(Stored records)
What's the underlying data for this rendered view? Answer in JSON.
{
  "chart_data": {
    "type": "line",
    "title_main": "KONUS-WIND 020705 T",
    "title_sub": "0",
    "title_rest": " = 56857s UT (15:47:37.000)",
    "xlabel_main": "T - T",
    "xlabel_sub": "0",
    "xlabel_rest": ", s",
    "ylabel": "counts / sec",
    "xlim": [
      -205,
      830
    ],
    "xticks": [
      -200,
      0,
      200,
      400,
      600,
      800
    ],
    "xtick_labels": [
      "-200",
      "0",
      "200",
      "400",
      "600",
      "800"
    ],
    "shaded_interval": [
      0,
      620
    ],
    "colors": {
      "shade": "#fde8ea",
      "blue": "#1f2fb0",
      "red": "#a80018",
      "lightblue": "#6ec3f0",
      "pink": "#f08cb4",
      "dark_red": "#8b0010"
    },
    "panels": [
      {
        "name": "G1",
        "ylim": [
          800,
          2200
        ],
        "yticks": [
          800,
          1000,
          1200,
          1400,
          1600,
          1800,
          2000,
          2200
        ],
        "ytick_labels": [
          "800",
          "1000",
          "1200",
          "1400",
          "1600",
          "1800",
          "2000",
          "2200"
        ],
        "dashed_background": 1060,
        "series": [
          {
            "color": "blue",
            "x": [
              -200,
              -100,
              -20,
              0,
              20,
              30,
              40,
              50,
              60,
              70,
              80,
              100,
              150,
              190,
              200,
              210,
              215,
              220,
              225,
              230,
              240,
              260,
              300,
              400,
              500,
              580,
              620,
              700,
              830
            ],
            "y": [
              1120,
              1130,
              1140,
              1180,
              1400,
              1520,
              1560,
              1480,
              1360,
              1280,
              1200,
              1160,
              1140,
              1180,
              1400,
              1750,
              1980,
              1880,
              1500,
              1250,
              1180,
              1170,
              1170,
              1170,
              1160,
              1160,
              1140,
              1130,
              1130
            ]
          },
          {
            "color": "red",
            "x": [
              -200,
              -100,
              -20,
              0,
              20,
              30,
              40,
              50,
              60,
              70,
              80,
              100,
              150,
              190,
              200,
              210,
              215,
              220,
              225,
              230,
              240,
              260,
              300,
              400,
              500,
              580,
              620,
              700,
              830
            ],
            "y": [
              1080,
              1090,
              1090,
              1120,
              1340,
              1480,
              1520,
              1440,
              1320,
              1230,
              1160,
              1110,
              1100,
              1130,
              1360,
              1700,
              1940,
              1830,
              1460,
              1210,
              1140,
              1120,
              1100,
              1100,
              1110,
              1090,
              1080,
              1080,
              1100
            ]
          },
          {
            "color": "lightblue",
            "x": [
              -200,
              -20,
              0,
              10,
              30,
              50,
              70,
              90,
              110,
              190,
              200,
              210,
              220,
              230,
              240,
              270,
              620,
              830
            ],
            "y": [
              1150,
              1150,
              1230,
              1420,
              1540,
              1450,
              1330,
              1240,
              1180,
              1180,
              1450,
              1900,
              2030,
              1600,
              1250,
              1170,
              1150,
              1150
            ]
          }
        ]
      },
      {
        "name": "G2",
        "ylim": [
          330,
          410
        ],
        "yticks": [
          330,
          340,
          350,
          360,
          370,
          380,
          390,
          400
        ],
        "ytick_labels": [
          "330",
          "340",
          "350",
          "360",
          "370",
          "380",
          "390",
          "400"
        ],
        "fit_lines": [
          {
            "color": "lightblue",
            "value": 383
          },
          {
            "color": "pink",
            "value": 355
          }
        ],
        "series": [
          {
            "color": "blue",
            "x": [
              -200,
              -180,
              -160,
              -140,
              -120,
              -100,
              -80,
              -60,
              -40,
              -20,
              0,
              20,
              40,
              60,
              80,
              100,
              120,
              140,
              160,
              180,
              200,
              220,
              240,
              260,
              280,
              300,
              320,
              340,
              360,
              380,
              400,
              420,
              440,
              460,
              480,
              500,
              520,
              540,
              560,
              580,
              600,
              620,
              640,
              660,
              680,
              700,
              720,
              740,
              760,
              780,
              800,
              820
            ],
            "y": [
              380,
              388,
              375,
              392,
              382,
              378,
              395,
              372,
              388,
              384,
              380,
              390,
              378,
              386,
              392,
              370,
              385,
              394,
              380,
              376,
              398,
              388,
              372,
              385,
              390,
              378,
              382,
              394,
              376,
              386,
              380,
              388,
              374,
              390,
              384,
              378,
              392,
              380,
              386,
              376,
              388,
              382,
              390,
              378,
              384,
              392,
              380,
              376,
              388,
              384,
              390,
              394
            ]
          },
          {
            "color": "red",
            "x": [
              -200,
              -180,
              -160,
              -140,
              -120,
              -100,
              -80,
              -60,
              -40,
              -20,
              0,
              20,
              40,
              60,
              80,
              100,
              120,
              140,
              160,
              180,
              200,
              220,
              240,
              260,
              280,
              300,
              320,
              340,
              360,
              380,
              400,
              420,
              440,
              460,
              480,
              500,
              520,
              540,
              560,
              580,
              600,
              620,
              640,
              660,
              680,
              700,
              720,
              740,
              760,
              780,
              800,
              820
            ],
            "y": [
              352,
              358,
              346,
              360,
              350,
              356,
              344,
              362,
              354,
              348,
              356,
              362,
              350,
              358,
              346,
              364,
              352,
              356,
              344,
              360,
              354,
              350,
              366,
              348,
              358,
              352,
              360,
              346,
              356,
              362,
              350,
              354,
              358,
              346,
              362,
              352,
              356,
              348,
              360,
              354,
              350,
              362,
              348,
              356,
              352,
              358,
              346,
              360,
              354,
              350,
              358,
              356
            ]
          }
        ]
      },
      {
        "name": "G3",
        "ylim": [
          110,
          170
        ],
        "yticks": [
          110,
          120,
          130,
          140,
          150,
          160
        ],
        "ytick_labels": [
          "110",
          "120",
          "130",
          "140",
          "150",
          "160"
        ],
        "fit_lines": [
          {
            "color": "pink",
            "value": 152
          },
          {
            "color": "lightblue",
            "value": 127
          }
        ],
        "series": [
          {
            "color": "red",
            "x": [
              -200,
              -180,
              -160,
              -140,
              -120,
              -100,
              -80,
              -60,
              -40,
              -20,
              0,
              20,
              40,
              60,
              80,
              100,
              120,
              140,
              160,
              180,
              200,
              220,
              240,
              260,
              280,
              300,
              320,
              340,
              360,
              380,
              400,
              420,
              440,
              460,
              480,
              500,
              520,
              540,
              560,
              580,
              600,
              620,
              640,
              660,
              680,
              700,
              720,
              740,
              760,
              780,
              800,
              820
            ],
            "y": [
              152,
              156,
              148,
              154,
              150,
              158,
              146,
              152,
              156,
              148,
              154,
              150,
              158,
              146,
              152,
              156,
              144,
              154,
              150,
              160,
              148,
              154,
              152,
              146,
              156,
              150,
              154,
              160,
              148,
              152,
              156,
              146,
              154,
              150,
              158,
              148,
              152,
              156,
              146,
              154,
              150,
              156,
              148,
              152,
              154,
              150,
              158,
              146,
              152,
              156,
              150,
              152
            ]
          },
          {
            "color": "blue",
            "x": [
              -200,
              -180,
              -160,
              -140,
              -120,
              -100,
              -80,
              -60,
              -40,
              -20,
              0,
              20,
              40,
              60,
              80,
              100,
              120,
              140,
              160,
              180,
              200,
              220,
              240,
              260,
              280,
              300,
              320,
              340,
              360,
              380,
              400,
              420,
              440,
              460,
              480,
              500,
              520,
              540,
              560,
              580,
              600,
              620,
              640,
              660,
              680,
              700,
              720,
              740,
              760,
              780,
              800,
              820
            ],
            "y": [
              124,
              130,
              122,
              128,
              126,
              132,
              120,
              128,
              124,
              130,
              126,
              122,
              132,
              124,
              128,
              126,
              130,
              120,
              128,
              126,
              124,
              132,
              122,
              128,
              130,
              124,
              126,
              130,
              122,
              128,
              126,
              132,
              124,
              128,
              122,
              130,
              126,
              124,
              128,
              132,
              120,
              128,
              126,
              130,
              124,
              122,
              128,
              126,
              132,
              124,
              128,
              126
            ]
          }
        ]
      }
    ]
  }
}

TASK DETAILS: Look through the listing above and count the lines where the string "value" appears. Report the number only.

SOLUTION: 4